§ **THE EXERCISE**: Copy each line that holds "color".

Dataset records
....................

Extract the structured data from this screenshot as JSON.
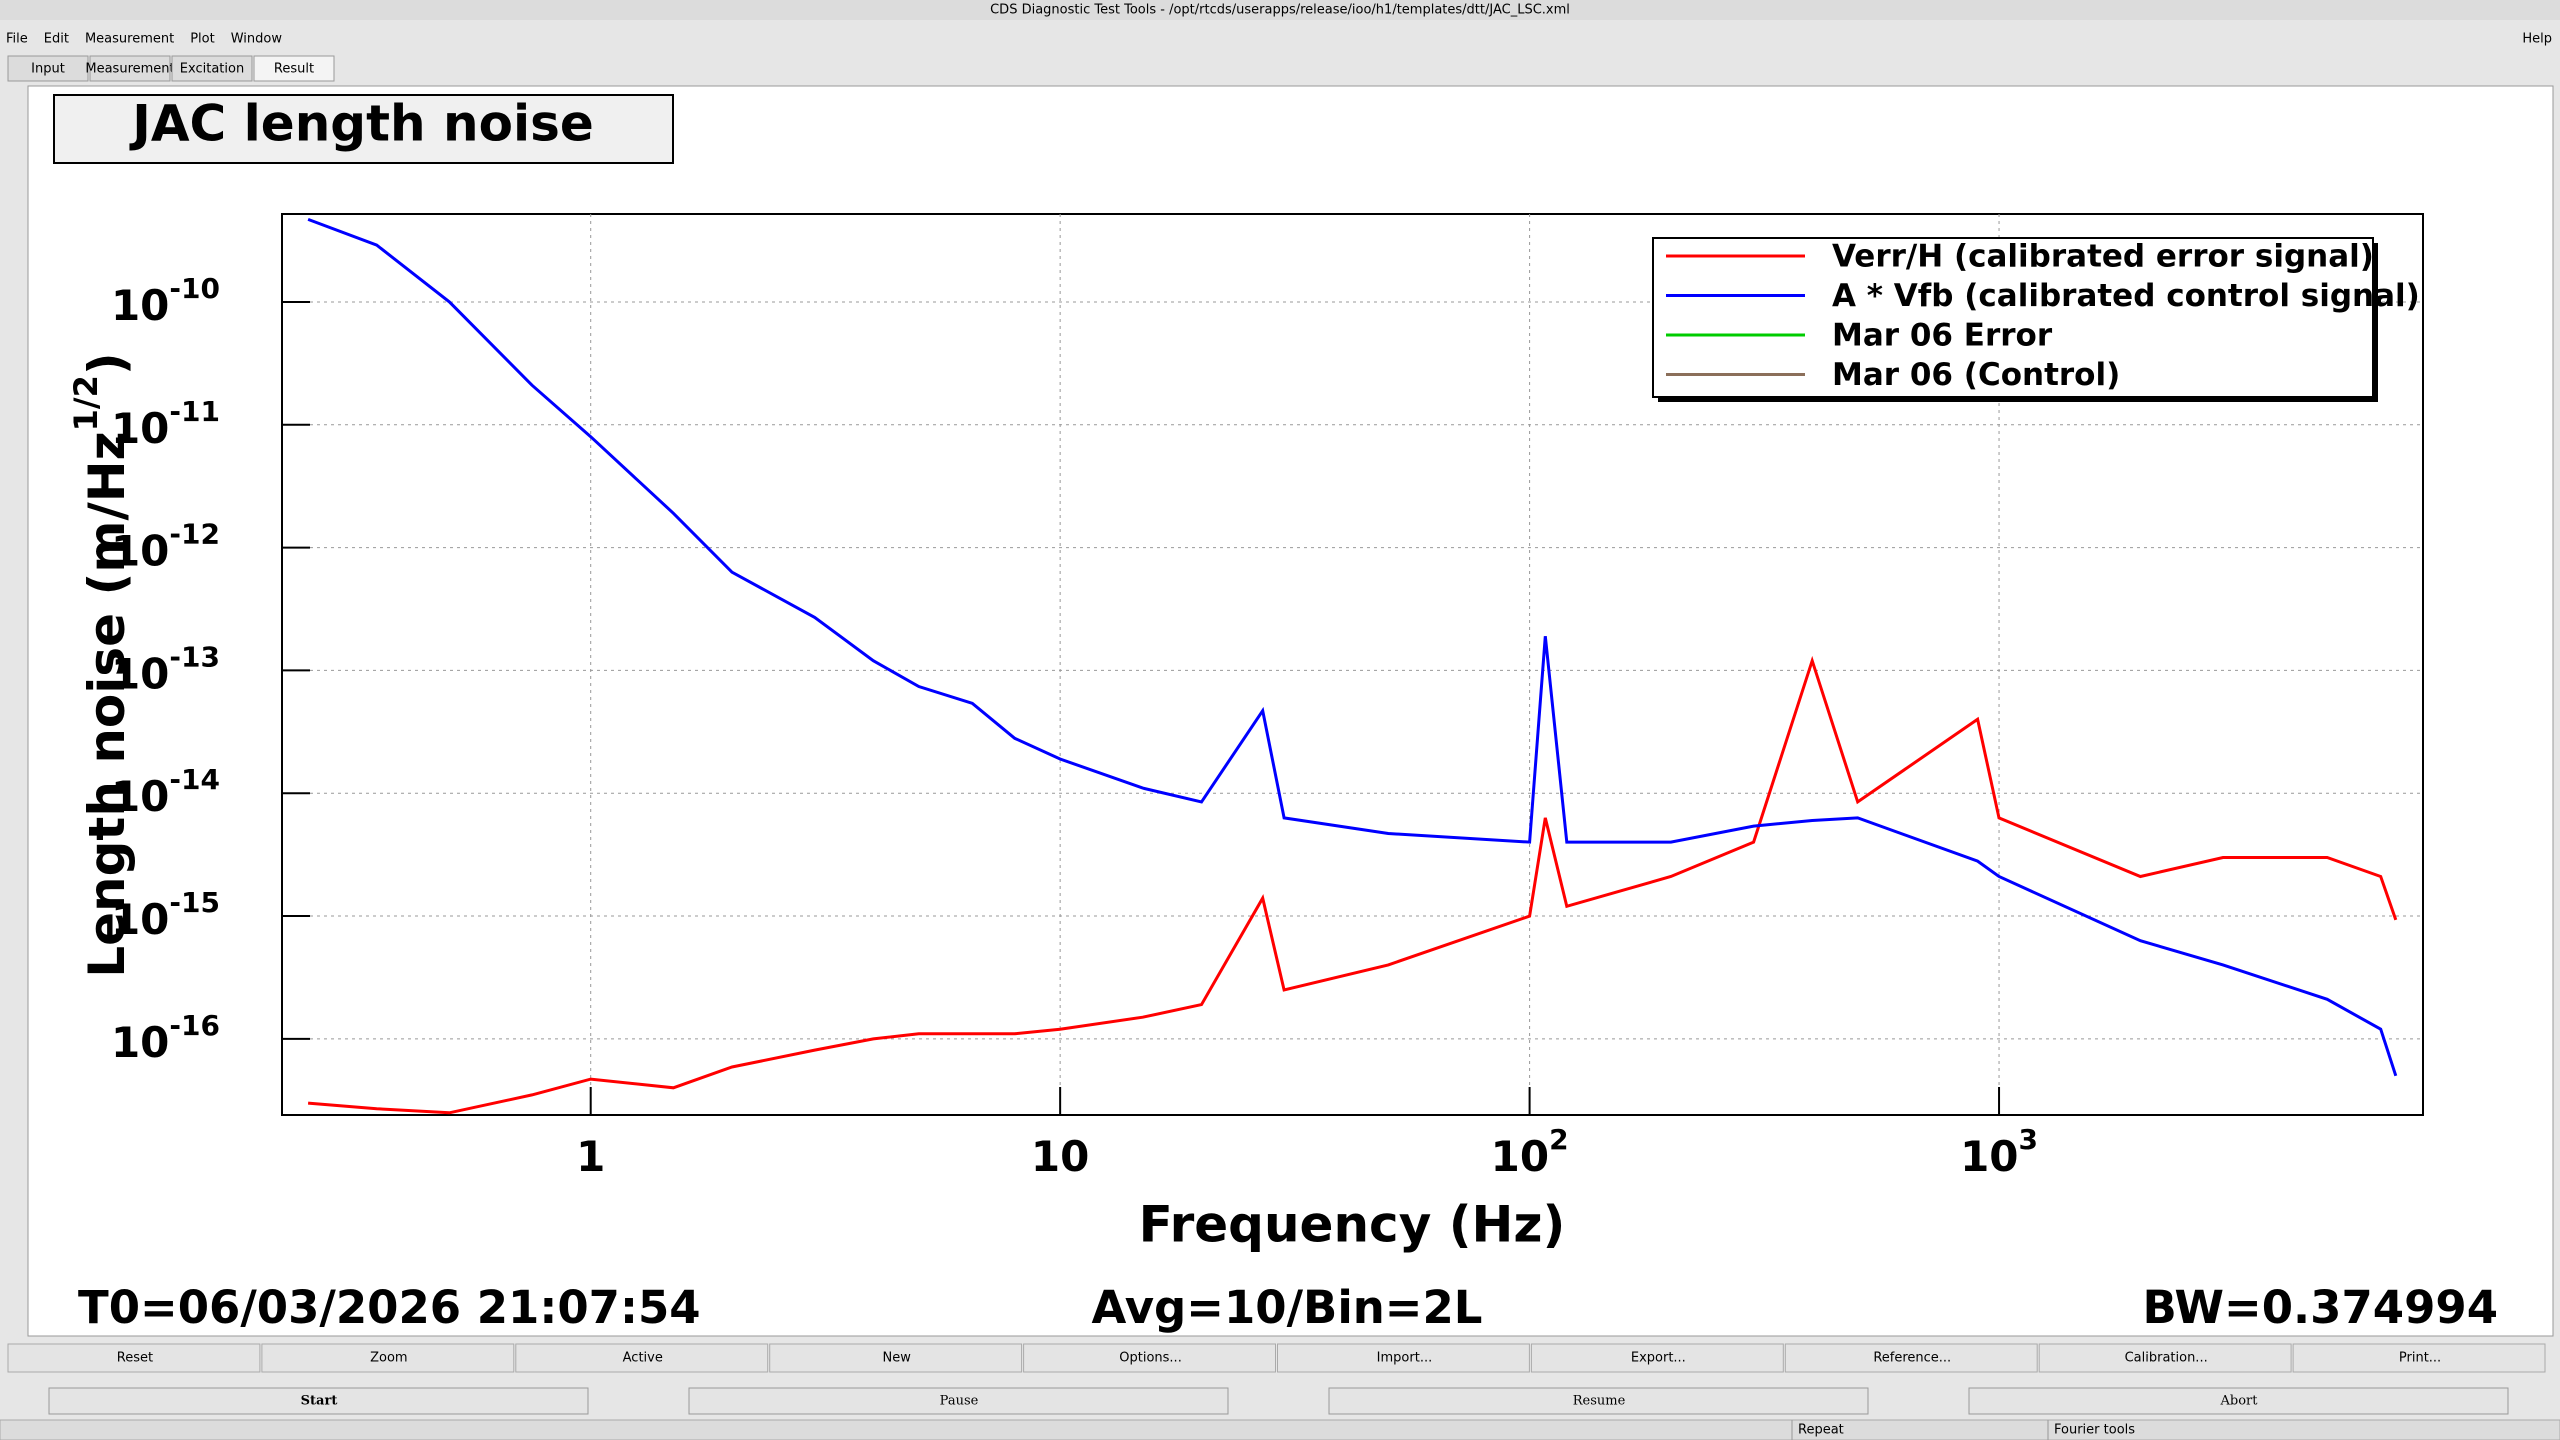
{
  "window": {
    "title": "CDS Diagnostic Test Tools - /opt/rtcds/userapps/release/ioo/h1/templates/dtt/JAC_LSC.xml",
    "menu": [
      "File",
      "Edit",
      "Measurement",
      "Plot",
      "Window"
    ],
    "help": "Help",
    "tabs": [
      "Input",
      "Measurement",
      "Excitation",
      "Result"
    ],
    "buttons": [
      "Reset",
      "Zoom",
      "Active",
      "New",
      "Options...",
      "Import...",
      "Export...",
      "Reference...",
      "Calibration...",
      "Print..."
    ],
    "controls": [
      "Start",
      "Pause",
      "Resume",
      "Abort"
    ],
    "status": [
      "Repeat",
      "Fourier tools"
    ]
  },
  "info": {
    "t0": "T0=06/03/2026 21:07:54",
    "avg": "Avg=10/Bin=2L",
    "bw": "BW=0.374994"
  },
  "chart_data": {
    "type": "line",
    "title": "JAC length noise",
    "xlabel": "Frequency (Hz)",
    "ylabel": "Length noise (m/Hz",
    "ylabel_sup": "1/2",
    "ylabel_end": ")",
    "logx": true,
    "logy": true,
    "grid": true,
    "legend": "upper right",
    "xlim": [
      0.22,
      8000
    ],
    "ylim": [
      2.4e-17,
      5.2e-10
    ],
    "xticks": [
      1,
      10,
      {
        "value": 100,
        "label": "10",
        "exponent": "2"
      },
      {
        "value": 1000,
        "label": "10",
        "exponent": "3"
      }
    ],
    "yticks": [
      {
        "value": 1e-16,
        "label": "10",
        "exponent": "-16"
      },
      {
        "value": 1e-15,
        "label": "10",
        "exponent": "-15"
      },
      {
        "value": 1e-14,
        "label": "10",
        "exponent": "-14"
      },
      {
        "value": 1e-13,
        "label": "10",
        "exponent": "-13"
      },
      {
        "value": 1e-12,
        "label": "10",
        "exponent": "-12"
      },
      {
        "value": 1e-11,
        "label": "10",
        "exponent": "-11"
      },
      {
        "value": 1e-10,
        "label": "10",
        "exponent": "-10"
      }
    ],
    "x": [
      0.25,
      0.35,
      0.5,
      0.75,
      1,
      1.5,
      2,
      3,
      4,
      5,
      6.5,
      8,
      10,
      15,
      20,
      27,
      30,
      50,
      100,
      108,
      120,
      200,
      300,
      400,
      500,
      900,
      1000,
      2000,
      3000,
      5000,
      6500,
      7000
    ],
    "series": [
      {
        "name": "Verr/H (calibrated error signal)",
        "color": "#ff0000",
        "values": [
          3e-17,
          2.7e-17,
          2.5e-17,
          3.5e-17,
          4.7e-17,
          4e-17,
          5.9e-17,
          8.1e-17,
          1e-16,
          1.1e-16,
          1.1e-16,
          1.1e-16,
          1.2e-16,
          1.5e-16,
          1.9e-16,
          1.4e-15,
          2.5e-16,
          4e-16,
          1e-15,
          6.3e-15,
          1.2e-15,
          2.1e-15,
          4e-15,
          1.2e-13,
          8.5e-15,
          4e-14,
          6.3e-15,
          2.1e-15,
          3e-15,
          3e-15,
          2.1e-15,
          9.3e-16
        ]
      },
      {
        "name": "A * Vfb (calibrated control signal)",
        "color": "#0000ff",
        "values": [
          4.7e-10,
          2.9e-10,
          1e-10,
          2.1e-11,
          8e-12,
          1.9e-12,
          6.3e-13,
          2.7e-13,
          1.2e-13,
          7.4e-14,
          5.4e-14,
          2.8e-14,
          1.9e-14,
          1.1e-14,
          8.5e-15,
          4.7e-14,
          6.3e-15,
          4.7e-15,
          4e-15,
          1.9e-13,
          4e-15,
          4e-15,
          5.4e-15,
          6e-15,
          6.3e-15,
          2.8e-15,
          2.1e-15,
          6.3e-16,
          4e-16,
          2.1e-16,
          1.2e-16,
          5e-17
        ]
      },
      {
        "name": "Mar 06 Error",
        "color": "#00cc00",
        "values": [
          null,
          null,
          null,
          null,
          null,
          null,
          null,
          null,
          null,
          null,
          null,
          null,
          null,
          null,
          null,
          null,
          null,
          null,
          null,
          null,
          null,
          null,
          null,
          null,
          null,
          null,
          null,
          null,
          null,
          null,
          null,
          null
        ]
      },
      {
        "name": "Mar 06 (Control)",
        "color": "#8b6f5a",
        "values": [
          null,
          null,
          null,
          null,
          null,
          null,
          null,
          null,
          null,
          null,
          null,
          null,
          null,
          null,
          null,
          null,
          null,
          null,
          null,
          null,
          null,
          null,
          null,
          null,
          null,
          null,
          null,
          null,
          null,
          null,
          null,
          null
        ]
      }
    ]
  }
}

....................

§ **RESULT OF THIS EXERCISE**:
        "color": "#ff0000",
        "color": "#0000ff",
        "color": "#00cc00",
        "color": "#8b6f5a",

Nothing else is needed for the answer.